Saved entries

— begin —

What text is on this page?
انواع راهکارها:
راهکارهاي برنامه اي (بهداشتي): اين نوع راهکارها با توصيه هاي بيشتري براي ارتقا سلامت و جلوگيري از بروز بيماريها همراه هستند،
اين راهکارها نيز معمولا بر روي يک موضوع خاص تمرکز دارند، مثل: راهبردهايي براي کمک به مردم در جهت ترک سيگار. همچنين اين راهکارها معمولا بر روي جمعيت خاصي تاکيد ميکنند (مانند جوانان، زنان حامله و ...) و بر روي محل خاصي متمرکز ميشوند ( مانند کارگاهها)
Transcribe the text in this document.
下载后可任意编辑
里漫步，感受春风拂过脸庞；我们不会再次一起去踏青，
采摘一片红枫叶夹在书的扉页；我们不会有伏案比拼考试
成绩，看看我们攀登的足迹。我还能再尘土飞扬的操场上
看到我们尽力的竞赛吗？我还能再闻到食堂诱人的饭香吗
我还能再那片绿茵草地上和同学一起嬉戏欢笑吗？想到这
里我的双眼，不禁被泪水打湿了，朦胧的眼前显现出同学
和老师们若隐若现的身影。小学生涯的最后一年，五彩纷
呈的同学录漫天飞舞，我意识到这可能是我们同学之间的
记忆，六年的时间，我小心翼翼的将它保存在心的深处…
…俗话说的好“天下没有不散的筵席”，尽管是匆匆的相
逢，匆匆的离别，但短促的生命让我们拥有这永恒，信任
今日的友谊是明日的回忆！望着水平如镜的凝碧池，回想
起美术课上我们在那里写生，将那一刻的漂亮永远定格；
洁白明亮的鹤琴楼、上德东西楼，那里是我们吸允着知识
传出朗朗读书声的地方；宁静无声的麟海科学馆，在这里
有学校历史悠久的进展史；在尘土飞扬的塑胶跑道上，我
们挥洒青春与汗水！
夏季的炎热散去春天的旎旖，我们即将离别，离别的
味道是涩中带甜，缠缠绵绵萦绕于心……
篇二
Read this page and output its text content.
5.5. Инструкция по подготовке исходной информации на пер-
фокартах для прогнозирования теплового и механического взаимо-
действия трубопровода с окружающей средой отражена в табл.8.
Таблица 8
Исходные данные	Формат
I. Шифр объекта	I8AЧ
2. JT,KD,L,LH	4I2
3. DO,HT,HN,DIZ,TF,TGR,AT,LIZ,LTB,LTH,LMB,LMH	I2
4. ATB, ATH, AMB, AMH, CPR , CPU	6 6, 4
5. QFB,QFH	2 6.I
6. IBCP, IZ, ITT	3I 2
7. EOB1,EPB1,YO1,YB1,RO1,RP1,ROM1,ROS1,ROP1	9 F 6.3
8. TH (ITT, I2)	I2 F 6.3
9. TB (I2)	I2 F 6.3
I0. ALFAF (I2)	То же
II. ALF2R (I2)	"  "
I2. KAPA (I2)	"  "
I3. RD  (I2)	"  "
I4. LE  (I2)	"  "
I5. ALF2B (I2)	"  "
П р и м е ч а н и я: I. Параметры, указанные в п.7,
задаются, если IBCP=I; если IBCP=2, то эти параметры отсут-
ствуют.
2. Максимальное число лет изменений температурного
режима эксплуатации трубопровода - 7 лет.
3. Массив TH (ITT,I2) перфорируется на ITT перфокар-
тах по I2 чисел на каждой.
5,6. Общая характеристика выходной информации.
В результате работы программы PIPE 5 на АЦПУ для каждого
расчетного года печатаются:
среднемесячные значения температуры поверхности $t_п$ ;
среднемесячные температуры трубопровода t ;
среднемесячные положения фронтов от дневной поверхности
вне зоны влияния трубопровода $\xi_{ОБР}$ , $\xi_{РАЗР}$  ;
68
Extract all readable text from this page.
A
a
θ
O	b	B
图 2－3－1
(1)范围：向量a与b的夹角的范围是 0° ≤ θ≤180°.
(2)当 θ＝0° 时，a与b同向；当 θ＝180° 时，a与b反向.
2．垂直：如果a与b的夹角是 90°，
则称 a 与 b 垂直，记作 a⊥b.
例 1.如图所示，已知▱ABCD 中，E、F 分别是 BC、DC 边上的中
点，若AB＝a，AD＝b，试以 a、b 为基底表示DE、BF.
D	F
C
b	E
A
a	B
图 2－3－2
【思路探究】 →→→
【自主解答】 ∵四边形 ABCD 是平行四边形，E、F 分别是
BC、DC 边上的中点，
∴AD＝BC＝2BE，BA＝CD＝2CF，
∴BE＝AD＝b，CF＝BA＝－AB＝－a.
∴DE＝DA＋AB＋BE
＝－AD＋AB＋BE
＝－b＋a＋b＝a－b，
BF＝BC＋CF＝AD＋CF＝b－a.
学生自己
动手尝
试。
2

— end —

What the task requires:
Print only the lines from the one with "Extract all readable text from this page." to the end of the records, both included.

Task solution:
Extract all readable text from this page.
A
a
θ
O	b	B
图 2－3－1
(1)范围：向量a与b的夹角的范围是 0° ≤ θ≤180°.
(2)当 θ＝0° 时，a与b同向；当 θ＝180° 时，a与b反向.
2．垂直：如果a与b的夹角是 90°，
则称 a 与 b 垂直，记作 a⊥b.
例 1.如图所示，已知▱ABCD 中，E、F 分别是 BC、DC 边上的中
点，若AB＝a，AD＝b，试以 a、b 为基底表示DE、BF.
D	F
C
b	E
A
a	B
图 2－3－2
【思路探究】 →→→
【自主解答】 ∵四边形 ABCD 是平行四边形，E、F 分别是
BC、DC 边上的中点，
∴AD＝BC＝2BE，BA＝CD＝2CF，
∴BE＝AD＝b，CF＝BA＝－AB＝－a.
∴DE＝DA＋AB＋BE
＝－AD＋AB＋BE
＝－b＋a＋b＝a－b，
BF＝BC＋CF＝AD＋CF＝b－a.
学生自己
动手尝
试。
2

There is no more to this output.